Requirement –
Show all lines holding the string "الانحراف".

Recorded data
- - -

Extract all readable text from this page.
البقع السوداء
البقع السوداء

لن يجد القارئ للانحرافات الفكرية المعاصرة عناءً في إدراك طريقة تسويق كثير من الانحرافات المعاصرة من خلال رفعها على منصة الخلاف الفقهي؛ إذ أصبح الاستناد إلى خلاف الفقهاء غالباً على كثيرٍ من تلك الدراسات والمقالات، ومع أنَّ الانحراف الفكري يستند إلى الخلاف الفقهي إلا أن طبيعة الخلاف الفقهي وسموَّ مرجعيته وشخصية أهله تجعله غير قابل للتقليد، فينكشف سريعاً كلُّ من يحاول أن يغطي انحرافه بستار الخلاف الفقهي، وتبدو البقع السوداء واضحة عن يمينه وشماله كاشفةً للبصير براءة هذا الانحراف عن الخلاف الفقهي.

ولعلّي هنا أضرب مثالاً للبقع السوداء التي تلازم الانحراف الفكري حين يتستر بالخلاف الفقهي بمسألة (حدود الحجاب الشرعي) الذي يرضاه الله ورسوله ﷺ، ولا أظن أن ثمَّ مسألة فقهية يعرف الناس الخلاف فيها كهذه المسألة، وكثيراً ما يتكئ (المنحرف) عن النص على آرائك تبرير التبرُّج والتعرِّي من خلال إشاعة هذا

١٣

- - -

Full output –
لن يجد القارئ للانحرافات الفكرية المعاصرة عناءً في إدراك طريقة تسويق كثير من الانحرافات المعاصرة من خلال رفعها على منصة الخلاف الفقهي؛ إذ أصبح الاستناد إلى خلاف الفقهاء غالباً على كثيرٍ من تلك الدراسات والمقالات، ومع أنَّ الانحراف الفكري يستند إلى الخلاف الفقهي إلا أن طبيعة الخلاف الفقهي وسموَّ مرجعيته وشخصية أهله تجعله غير قابل للتقليد، فينكشف سريعاً كلُّ من يحاول أن يغطي انحرافه بستار الخلاف الفقهي، وتبدو البقع السوداء واضحة عن يمينه وشماله كاشفةً للبصير براءة هذا الانحراف عن الخلاف الفقهي.
ولعلّي هنا أضرب مثالاً للبقع السوداء التي تلازم الانحراف الفكري حين يتستر بالخلاف الفقهي بمسألة (حدود الحجاب الشرعي) الذي يرضاه الله ورسوله ﷺ، ولا أظن أن ثمَّ مسألة فقهية يعرف الناس الخلاف فيها كهذه المسألة، وكثيراً ما يتكئ (المنحرف) عن النص على آرائك تبرير التبرُّج والتعرِّي من خلال إشاعة هذا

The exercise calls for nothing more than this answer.